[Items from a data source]
** BEGIN **

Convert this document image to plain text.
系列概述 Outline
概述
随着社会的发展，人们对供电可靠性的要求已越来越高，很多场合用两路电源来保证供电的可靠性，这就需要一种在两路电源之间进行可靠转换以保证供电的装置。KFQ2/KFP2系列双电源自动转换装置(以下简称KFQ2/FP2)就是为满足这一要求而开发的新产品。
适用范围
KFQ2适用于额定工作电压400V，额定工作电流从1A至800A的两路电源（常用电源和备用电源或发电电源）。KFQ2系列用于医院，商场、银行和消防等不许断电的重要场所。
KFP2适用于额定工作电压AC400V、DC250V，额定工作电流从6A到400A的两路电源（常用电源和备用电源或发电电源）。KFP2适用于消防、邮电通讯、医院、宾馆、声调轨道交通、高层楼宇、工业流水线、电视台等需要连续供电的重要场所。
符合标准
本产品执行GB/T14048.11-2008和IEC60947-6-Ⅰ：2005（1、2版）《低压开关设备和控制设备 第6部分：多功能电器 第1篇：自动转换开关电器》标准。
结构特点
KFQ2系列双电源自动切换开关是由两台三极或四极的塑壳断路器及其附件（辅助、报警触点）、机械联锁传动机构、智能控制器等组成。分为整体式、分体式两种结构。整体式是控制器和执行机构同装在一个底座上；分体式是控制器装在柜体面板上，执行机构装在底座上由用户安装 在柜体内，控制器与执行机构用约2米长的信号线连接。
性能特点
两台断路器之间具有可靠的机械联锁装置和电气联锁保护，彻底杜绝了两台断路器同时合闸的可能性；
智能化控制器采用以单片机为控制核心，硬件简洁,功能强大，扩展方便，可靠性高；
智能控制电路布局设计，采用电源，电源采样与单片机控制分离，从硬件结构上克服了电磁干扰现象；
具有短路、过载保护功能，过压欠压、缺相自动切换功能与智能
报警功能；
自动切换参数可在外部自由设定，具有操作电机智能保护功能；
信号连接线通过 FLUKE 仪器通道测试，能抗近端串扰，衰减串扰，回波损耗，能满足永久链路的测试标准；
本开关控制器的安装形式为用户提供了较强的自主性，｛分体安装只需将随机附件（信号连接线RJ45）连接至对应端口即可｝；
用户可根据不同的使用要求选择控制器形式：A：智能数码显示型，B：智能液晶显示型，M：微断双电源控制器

** END **
** BEGIN **

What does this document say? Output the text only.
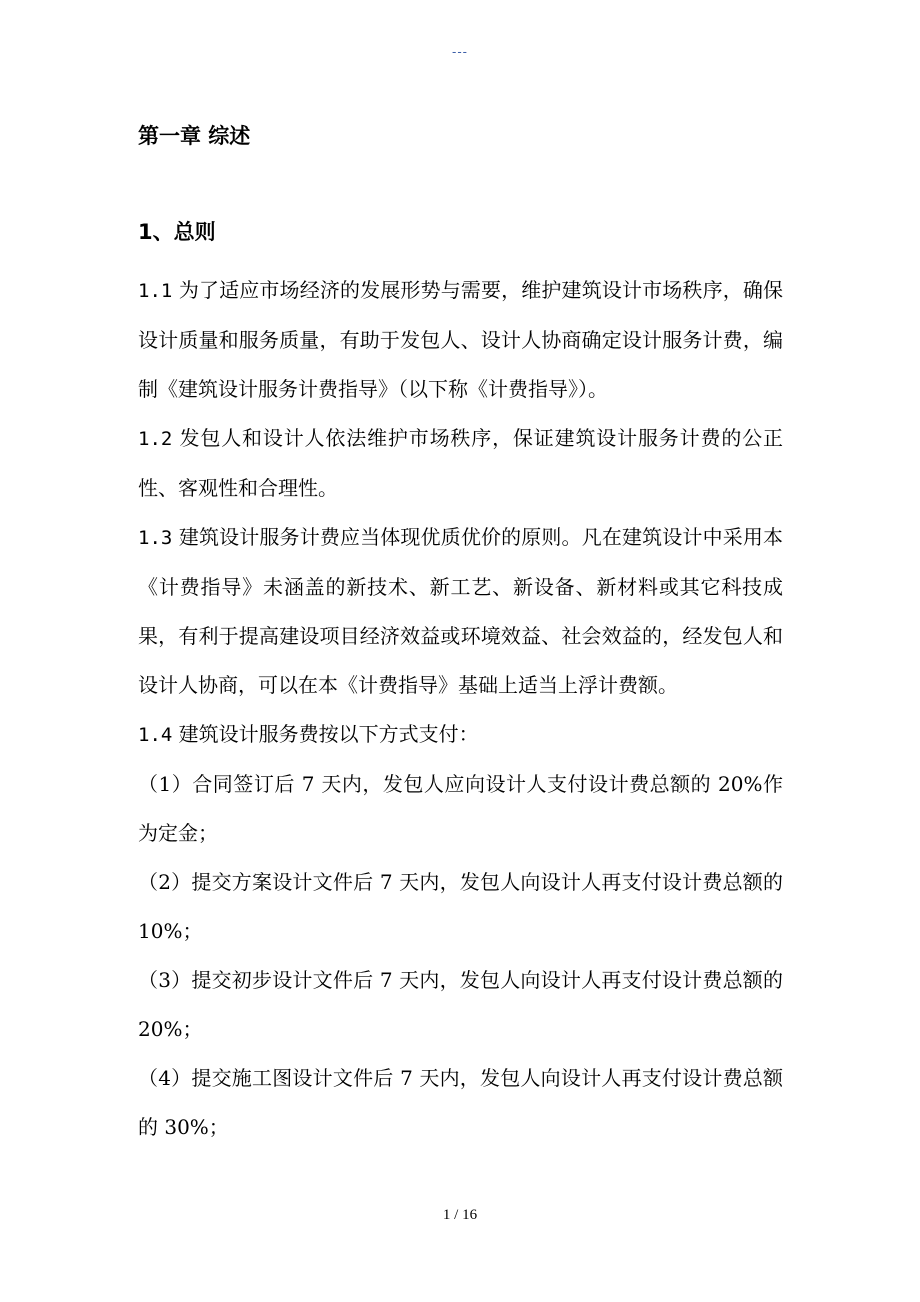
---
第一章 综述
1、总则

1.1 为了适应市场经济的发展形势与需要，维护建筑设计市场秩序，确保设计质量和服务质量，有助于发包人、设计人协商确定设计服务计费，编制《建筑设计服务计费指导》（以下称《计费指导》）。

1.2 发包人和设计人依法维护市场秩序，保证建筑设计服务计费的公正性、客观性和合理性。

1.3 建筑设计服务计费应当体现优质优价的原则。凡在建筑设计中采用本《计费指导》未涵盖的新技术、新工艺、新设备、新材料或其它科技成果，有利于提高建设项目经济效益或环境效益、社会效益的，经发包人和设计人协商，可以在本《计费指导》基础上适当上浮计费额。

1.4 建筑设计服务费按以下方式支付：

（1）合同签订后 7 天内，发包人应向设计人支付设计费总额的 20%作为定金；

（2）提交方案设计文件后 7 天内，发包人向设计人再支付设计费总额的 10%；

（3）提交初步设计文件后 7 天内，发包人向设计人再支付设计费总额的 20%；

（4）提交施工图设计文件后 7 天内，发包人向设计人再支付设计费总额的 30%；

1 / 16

** END **
** BEGIN **

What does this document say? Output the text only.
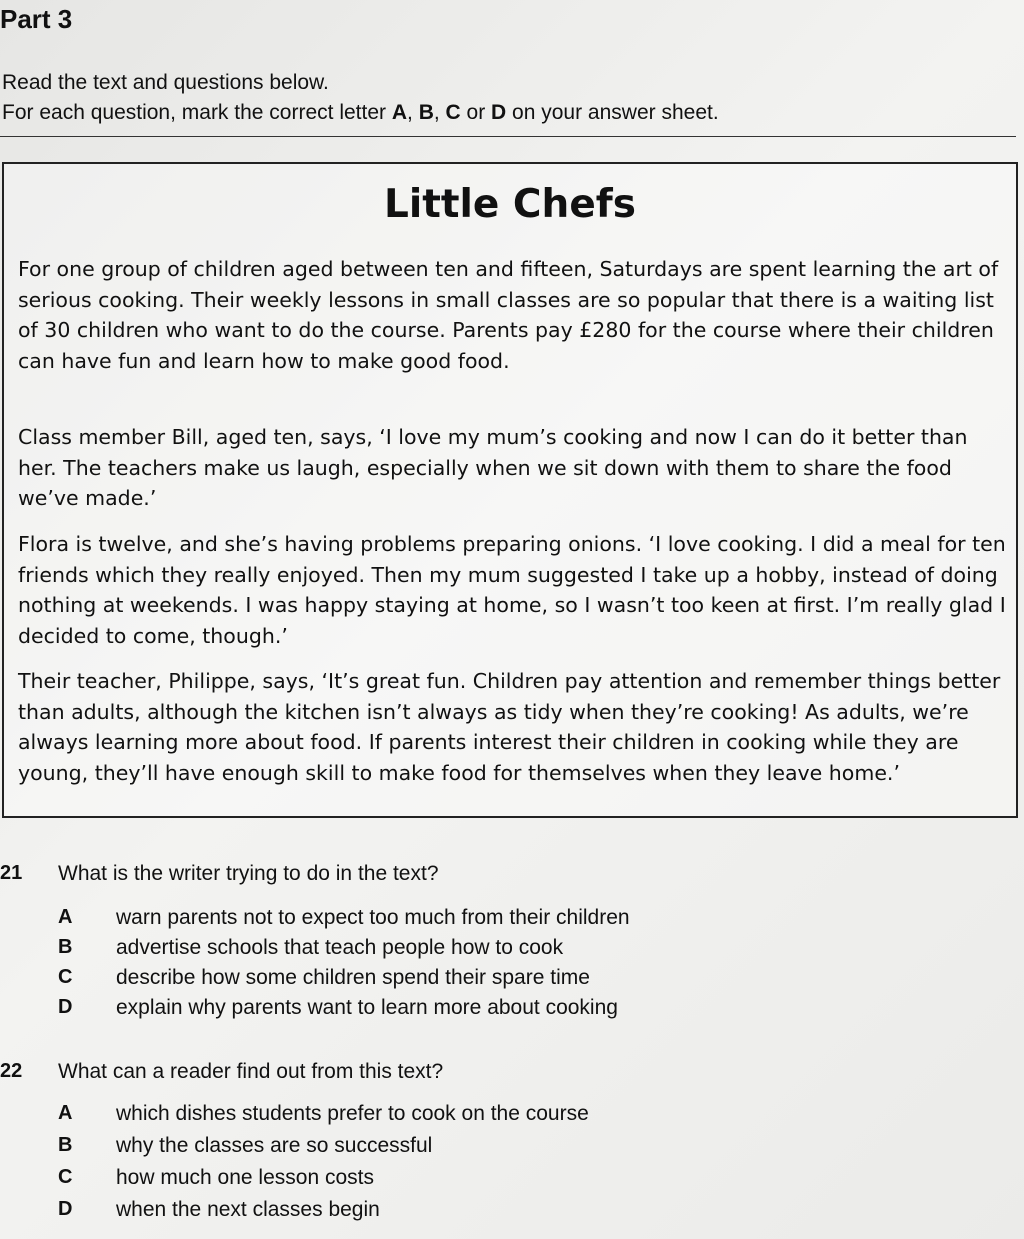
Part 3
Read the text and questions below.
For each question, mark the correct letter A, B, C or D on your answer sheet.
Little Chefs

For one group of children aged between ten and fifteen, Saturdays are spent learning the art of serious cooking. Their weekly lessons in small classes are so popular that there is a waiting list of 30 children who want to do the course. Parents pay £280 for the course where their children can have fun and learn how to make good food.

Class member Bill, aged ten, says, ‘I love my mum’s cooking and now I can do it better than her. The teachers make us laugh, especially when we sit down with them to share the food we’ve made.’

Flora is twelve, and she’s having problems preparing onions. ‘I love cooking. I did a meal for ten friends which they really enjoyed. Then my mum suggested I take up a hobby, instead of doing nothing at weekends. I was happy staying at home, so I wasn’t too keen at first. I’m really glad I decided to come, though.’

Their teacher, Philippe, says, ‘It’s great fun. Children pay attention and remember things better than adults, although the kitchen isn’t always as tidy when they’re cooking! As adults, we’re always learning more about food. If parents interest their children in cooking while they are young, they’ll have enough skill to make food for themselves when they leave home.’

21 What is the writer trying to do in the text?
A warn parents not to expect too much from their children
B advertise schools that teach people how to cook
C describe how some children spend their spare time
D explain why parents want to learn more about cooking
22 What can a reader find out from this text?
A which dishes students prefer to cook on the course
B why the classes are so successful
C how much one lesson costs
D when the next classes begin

** END **

**STATED EXERCISE:** Go through the listing above and return every line where the word "发包人向设计人再支付设计费总额的" occurs.

**TASK SOLUTION:**
（2）提交方案设计文件后 7 天内，发包人向设计人再支付设计费总额的 10%；
（3）提交初步设计文件后 7 天内，发包人向设计人再支付设计费总额的 20%；
（4）提交施工图设计文件后 7 天内，发包人向设计人再支付设计费总额的 30%；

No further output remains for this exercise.